Written exercise - Pick out every line that holds the string "your" and copy it.

Record extracts -
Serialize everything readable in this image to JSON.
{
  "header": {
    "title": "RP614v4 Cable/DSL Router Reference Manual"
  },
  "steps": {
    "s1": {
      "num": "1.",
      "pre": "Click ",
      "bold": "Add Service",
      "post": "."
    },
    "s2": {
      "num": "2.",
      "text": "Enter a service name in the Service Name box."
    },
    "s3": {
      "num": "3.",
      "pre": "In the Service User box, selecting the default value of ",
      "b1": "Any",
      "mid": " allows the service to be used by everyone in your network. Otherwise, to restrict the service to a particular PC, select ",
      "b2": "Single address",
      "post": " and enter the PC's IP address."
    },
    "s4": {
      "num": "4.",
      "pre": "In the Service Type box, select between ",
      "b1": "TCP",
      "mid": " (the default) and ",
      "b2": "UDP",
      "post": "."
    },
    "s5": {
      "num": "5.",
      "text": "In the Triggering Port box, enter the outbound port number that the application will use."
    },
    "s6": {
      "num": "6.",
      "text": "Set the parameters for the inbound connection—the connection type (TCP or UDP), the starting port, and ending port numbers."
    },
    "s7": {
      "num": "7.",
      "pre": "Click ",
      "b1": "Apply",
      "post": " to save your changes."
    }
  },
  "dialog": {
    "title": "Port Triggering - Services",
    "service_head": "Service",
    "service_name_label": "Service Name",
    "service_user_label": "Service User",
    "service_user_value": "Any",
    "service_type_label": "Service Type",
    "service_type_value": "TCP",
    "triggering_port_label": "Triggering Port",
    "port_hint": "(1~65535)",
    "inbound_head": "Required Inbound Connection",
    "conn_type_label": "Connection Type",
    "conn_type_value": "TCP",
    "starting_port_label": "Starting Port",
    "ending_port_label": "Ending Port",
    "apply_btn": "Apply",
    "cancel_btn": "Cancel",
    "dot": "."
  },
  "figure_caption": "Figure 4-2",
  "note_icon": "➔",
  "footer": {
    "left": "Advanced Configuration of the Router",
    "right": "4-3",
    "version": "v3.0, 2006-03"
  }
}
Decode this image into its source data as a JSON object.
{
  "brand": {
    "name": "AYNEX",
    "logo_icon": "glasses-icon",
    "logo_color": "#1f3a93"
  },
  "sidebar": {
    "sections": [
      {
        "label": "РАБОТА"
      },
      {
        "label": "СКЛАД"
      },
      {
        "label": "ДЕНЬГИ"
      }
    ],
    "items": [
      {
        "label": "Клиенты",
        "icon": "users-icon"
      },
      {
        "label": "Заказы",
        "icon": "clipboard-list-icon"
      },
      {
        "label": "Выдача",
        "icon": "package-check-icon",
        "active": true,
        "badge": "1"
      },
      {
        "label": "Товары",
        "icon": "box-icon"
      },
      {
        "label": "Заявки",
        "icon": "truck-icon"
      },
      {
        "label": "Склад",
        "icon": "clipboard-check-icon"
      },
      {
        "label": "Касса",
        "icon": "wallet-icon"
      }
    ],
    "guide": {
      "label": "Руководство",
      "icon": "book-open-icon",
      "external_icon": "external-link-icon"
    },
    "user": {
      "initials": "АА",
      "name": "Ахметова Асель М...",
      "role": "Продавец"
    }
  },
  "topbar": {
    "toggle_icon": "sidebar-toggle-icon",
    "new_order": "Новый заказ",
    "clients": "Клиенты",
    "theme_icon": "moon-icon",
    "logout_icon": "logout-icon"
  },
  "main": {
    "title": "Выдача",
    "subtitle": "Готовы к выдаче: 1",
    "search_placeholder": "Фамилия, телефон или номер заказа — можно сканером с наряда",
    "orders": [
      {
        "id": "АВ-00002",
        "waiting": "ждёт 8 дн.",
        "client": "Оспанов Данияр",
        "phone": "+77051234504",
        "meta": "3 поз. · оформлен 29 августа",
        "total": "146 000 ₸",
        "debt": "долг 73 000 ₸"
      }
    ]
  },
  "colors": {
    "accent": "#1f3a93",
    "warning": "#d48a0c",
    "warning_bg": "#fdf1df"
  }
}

Expected answer -
      "mid": " allows the service to be used by everyone in your network. Otherwise, to restrict the service to a particular PC, select ",
      "post": " to save your changes."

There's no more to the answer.